** start **

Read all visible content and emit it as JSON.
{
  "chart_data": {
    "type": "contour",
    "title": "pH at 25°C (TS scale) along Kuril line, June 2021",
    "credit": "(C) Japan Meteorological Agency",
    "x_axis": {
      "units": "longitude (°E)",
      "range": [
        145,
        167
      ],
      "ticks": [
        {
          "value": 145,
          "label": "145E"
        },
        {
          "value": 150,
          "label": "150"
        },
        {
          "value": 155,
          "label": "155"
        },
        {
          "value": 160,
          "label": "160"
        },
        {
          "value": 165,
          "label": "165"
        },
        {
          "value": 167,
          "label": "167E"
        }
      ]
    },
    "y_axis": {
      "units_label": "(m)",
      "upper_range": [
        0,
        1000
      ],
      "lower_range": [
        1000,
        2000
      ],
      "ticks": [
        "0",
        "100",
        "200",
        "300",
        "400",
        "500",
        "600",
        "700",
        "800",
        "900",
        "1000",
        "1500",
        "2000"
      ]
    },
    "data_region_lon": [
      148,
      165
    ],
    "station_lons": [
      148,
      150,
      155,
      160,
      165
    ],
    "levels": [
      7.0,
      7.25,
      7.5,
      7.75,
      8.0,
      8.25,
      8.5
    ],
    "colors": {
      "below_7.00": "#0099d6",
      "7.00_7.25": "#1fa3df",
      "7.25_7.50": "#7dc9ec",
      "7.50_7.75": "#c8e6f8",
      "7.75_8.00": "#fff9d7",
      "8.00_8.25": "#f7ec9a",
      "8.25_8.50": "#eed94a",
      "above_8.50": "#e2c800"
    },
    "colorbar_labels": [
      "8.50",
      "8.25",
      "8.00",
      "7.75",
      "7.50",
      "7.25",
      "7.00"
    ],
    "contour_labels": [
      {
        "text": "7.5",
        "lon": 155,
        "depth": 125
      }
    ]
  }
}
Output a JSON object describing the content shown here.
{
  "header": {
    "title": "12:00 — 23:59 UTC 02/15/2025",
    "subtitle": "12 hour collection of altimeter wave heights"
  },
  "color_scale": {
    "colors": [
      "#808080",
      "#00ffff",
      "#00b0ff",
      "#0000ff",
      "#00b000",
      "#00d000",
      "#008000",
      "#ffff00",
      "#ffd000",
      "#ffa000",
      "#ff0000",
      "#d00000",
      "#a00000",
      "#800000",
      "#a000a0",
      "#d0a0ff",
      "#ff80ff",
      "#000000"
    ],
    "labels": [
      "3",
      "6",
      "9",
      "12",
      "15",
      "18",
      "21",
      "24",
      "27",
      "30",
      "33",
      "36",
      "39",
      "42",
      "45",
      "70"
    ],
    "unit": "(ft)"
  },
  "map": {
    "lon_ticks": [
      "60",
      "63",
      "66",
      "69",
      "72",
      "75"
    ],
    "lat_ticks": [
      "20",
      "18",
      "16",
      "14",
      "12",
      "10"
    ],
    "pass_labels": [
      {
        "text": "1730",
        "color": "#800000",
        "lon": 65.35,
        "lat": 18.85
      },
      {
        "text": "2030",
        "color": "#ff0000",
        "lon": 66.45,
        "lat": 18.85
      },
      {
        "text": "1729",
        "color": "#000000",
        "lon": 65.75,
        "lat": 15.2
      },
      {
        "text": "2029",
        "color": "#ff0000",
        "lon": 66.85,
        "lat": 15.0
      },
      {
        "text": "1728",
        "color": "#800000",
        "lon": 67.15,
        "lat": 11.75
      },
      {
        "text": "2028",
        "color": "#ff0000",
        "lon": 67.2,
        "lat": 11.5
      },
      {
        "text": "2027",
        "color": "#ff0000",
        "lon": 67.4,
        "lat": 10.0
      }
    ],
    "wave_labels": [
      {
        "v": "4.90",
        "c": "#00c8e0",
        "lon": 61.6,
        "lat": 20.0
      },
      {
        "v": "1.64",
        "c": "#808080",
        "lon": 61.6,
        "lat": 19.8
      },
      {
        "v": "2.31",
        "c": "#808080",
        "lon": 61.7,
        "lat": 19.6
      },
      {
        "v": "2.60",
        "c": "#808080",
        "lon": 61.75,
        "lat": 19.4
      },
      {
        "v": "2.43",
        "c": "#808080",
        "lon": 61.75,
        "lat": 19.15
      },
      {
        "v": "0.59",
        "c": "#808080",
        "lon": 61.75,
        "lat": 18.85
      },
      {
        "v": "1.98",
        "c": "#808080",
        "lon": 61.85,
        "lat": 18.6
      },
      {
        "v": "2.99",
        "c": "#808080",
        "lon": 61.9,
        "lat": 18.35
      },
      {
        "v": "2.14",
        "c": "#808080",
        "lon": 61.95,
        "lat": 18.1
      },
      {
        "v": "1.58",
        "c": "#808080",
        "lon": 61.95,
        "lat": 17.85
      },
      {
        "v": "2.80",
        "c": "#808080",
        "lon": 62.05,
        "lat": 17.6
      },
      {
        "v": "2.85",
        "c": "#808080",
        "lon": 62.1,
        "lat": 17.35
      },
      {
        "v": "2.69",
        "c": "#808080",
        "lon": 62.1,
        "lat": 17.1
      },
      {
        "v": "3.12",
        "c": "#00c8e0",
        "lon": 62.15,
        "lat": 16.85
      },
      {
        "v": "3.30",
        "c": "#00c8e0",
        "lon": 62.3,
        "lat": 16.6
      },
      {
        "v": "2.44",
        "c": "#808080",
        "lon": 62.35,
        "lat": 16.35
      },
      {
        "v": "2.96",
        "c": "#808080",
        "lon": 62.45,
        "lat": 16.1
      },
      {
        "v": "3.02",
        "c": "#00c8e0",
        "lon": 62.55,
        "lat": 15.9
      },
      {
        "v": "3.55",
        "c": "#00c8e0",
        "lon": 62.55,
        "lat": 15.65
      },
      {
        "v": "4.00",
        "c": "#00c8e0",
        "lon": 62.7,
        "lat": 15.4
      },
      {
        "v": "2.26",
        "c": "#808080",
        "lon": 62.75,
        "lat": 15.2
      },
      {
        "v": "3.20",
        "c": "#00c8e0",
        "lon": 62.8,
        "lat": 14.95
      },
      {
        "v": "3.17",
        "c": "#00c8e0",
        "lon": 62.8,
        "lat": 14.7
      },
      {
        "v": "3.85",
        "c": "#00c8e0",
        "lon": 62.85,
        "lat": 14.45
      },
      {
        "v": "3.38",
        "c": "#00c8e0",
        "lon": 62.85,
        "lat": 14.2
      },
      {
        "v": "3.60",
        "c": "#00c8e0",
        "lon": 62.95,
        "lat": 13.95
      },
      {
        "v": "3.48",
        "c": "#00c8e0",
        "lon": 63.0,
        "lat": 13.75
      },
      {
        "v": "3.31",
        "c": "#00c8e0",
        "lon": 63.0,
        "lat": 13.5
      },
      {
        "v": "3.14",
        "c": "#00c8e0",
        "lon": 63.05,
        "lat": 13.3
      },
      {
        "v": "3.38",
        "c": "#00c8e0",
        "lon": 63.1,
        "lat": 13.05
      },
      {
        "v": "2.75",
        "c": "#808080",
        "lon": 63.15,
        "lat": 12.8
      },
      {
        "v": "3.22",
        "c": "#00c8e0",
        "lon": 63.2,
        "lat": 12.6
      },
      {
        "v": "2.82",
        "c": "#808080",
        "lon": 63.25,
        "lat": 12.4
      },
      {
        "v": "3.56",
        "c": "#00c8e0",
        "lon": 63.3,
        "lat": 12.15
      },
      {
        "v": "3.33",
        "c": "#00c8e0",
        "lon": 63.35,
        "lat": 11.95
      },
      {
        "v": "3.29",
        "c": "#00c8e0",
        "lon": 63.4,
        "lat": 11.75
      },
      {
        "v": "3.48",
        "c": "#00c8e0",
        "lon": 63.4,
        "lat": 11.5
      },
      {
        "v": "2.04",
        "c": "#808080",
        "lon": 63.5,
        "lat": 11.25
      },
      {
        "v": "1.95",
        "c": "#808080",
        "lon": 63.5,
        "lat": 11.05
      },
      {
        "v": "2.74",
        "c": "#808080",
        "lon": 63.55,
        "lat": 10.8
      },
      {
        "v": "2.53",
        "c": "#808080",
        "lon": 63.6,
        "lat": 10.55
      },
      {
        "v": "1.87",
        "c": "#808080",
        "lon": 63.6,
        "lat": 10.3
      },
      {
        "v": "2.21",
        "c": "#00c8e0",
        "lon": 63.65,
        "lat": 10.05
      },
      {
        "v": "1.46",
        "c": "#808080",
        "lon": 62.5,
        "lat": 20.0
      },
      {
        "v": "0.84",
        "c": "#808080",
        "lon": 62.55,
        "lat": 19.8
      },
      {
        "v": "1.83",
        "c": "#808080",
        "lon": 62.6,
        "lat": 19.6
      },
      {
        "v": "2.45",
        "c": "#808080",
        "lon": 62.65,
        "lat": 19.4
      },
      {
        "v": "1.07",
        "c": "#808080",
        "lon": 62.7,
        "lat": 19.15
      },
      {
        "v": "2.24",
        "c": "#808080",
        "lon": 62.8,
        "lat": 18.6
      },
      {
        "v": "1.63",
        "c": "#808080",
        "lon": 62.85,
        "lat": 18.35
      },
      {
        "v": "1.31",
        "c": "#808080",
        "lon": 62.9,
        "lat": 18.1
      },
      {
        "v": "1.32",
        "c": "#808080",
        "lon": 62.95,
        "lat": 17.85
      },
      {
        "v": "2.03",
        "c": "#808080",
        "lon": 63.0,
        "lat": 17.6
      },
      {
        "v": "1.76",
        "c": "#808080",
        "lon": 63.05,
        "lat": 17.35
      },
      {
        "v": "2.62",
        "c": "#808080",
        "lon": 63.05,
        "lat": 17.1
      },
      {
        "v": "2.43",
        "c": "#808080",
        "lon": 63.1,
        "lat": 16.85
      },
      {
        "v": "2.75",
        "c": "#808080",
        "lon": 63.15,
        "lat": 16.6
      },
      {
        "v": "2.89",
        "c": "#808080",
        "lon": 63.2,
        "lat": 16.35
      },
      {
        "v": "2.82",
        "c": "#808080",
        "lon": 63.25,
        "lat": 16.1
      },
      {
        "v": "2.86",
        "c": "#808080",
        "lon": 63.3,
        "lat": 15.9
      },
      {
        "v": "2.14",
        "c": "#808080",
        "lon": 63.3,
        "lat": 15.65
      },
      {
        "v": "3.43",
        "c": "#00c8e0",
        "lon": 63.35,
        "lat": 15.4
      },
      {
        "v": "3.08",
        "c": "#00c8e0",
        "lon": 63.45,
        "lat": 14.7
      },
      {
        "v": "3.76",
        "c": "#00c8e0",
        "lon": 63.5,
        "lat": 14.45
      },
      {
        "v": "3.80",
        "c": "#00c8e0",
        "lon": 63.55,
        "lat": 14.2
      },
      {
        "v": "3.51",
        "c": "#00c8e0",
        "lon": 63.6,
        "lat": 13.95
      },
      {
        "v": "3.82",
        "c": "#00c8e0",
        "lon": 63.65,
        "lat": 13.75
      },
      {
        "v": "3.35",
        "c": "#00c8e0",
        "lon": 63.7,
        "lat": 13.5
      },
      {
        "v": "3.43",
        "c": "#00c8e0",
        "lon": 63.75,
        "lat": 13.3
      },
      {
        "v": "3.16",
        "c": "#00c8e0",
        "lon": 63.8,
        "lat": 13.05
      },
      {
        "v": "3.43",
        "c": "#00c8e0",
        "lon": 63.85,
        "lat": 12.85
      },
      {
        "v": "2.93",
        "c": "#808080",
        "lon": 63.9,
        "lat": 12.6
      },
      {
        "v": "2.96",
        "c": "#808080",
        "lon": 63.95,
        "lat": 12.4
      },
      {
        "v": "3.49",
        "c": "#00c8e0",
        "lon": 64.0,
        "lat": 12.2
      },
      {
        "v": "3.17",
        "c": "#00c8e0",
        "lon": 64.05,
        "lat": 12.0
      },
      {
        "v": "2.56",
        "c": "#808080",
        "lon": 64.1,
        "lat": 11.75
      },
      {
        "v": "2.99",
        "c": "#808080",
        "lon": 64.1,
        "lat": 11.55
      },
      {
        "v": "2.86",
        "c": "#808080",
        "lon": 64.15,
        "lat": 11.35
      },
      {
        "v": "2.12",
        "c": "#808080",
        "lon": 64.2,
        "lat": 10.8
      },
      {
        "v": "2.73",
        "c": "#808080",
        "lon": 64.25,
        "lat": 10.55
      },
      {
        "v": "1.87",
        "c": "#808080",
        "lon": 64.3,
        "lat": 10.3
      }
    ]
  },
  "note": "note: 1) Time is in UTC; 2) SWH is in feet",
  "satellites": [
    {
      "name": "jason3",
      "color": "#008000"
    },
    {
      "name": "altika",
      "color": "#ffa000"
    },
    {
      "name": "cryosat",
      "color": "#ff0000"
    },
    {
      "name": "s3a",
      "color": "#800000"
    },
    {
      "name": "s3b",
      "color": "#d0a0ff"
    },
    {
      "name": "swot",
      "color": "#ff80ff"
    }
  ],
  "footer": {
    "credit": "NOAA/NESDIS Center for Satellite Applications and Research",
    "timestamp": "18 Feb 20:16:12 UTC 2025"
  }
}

** end **

Aim » Lines that hold the word "JSON" are the ones to return, every one of them.

Exercise solution »
Read all visible content and emit it as JSON.
Output a JSON object describing the content shown here.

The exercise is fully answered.